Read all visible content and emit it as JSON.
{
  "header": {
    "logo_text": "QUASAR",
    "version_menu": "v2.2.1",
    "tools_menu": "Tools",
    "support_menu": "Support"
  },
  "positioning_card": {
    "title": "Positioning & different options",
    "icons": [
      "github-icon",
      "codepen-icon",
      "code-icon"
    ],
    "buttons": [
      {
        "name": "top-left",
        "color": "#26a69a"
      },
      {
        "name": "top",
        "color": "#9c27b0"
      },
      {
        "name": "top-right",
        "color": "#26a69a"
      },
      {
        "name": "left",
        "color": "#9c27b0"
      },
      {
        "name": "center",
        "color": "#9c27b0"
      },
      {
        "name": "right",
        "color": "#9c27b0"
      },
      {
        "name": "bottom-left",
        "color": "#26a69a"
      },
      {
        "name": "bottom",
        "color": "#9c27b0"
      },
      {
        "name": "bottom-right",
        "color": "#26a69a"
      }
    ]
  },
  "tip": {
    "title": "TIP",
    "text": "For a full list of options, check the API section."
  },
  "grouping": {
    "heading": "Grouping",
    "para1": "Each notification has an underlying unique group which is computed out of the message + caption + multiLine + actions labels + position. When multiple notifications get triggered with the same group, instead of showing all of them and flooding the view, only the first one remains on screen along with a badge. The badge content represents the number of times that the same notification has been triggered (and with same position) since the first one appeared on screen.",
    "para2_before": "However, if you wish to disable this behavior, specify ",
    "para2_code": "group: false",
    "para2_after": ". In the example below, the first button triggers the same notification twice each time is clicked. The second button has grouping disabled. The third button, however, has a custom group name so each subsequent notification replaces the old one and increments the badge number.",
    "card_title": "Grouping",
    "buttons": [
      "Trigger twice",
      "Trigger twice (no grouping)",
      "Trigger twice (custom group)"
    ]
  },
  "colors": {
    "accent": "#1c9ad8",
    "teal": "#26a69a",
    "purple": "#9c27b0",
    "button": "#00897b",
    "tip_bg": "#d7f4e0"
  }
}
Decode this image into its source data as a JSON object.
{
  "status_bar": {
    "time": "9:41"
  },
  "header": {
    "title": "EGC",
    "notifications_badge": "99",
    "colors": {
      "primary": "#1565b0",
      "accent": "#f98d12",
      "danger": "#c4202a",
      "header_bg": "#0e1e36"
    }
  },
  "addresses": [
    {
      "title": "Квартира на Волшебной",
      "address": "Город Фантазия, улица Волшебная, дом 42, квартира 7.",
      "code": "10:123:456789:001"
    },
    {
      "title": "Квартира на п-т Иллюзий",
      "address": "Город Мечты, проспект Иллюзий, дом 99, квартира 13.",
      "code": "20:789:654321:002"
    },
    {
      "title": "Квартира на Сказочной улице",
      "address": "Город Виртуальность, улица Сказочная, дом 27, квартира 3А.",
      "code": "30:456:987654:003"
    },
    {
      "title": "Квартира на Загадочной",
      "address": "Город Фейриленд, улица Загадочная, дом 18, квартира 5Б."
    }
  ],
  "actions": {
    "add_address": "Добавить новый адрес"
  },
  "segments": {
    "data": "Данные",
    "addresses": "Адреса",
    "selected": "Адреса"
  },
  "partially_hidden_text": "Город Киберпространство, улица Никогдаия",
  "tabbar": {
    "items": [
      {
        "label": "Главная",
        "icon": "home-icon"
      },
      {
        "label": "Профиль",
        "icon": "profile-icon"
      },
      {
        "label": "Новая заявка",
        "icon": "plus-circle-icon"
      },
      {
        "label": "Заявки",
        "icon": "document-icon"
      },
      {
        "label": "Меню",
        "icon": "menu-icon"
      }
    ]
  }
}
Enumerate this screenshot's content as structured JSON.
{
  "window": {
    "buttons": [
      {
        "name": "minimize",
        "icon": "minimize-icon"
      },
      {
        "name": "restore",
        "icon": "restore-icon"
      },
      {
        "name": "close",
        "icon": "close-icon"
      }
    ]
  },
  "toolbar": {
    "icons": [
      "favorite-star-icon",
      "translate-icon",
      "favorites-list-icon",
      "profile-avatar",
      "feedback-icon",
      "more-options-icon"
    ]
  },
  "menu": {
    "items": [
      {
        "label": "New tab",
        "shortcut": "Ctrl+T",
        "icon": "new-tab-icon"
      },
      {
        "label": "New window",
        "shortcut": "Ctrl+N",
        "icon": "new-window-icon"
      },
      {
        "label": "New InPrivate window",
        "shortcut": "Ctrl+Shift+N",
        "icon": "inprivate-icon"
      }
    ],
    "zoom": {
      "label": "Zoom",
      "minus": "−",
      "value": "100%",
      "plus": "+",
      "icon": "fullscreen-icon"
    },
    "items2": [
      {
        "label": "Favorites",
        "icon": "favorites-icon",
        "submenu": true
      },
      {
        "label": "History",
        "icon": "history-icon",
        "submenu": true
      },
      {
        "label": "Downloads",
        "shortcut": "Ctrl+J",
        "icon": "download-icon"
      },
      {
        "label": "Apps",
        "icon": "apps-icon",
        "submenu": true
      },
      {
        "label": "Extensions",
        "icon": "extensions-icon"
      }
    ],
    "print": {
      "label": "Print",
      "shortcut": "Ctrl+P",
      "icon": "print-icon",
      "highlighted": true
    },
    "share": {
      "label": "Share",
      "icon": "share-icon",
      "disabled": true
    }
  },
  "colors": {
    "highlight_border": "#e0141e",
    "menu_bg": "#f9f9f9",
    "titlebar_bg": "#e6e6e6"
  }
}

============================================================

Only lines with the word "shortcut" should be collected from the material.

        "shortcut": "Ctrl+T",
        "shortcut": "Ctrl+N",
        "shortcut": "Ctrl+Shift+N",
        "shortcut": "Ctrl+J",
      "shortcut": "Ctrl+P",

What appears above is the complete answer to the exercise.